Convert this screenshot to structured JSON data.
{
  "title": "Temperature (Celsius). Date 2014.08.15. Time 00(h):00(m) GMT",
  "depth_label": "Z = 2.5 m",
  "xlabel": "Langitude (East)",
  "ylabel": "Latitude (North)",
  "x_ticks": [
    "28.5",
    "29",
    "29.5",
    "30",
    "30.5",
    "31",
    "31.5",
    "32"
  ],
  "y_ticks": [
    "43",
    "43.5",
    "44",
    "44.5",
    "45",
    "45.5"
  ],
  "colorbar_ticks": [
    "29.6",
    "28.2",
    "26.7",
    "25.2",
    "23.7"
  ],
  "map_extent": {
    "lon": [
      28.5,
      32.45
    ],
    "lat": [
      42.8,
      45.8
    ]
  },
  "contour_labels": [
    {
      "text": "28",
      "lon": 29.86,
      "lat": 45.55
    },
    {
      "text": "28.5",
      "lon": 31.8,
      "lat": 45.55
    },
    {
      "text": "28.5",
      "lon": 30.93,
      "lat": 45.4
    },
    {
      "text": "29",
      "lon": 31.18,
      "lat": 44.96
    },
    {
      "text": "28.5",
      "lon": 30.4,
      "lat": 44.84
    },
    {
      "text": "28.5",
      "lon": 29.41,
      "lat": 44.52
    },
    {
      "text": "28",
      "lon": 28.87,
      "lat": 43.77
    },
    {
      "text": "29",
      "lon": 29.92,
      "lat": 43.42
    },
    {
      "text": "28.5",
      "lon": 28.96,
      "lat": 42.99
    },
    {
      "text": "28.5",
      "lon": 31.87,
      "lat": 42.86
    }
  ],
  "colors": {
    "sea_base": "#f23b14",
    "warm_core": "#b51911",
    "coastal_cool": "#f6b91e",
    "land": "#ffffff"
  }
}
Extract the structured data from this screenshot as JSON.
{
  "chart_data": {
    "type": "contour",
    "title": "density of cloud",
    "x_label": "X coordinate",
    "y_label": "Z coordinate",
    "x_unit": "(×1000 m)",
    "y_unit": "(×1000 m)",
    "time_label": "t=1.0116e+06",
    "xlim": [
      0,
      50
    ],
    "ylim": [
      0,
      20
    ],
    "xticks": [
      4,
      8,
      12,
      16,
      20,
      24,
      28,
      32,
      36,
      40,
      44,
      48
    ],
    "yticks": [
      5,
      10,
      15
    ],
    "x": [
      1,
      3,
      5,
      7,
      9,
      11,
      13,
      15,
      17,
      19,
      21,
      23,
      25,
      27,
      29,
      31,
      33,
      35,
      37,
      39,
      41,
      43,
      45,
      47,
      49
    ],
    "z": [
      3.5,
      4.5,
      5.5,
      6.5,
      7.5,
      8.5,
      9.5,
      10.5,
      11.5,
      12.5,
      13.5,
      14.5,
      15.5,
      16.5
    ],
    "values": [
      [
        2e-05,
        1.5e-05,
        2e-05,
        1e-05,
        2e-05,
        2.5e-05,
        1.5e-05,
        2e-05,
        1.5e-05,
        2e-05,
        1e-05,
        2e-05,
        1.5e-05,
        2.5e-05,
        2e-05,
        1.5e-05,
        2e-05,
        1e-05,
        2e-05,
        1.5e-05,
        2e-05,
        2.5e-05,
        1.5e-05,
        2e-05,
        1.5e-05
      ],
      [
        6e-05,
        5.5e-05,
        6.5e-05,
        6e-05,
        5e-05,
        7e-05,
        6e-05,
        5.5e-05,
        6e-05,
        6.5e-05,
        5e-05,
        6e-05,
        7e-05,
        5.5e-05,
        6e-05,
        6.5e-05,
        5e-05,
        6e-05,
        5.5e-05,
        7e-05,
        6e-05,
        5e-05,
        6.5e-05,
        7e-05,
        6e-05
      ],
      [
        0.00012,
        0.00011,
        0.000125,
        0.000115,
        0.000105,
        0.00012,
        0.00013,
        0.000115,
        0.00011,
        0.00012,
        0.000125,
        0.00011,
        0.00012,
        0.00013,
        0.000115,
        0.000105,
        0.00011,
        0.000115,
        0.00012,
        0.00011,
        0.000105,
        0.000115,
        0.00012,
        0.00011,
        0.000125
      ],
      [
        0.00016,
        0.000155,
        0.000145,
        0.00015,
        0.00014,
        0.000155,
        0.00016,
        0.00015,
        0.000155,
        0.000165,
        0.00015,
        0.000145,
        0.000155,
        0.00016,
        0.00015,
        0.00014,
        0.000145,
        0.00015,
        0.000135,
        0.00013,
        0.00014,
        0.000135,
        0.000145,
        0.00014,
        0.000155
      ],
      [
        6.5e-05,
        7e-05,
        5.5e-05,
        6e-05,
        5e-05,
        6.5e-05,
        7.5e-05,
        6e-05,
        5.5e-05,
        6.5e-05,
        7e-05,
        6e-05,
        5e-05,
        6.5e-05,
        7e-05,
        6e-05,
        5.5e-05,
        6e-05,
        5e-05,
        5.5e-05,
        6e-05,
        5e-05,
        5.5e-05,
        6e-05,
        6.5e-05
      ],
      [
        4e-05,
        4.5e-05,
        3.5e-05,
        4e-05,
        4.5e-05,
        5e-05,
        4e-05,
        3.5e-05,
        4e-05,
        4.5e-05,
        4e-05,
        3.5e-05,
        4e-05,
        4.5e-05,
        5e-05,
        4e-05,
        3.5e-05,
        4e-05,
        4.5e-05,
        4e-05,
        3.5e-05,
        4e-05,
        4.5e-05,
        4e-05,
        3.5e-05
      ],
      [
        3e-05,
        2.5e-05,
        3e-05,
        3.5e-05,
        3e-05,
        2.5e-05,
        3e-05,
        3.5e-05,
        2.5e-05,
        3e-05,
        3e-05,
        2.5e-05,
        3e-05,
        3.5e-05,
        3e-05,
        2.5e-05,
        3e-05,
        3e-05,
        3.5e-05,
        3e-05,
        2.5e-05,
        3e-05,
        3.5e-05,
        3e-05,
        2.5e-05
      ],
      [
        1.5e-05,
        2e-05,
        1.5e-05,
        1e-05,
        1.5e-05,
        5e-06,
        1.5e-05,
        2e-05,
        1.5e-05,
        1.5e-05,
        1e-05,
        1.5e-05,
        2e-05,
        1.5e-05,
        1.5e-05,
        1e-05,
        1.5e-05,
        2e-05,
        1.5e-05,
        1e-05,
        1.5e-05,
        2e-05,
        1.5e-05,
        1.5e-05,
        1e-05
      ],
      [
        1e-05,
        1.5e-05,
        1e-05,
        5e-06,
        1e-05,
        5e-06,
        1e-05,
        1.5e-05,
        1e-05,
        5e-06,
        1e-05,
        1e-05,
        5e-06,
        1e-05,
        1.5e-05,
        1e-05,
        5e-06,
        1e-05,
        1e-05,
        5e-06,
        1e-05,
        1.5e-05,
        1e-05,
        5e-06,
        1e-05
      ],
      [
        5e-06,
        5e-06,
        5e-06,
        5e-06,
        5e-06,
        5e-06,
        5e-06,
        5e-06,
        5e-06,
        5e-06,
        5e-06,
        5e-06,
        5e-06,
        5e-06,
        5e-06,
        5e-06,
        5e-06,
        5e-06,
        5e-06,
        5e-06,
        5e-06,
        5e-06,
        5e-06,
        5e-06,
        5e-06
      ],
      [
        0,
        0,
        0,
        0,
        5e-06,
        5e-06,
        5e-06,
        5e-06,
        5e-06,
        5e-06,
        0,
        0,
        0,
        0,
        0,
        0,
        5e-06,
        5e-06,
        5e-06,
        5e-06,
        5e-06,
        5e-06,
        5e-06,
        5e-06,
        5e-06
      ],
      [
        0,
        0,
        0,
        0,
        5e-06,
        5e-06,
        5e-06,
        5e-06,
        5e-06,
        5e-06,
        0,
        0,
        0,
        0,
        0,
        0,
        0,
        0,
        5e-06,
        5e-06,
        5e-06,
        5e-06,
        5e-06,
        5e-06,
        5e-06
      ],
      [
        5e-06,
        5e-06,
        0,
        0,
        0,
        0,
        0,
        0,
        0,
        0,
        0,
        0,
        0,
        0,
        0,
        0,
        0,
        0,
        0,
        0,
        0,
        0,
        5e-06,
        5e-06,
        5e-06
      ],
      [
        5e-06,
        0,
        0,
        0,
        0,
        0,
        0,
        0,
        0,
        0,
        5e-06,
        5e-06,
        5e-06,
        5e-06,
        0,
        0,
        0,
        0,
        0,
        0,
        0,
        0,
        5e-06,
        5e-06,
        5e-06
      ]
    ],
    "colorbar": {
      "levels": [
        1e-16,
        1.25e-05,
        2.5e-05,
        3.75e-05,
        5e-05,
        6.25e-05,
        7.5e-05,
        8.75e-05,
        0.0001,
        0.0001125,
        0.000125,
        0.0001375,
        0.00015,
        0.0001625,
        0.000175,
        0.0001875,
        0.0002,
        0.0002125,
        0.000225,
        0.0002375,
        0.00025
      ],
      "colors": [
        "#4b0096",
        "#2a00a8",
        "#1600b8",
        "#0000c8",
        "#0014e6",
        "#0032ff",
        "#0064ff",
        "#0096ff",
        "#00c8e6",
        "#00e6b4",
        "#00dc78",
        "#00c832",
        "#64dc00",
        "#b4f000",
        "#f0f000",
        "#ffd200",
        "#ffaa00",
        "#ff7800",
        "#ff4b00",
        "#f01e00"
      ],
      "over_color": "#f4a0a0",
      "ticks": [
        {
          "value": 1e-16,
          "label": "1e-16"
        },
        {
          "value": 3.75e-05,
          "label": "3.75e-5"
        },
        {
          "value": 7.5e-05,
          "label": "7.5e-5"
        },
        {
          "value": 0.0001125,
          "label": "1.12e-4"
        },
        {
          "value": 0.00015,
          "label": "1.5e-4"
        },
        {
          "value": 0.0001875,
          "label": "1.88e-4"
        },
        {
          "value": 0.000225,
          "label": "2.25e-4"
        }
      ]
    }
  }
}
····················
### THE REQUEST
Track down every line with the word "JSON" and copy it.

### ANSWER TO THE PROBLEM
Convert this screenshot to structured JSON data.
Extract the structured data from this screenshot as JSON.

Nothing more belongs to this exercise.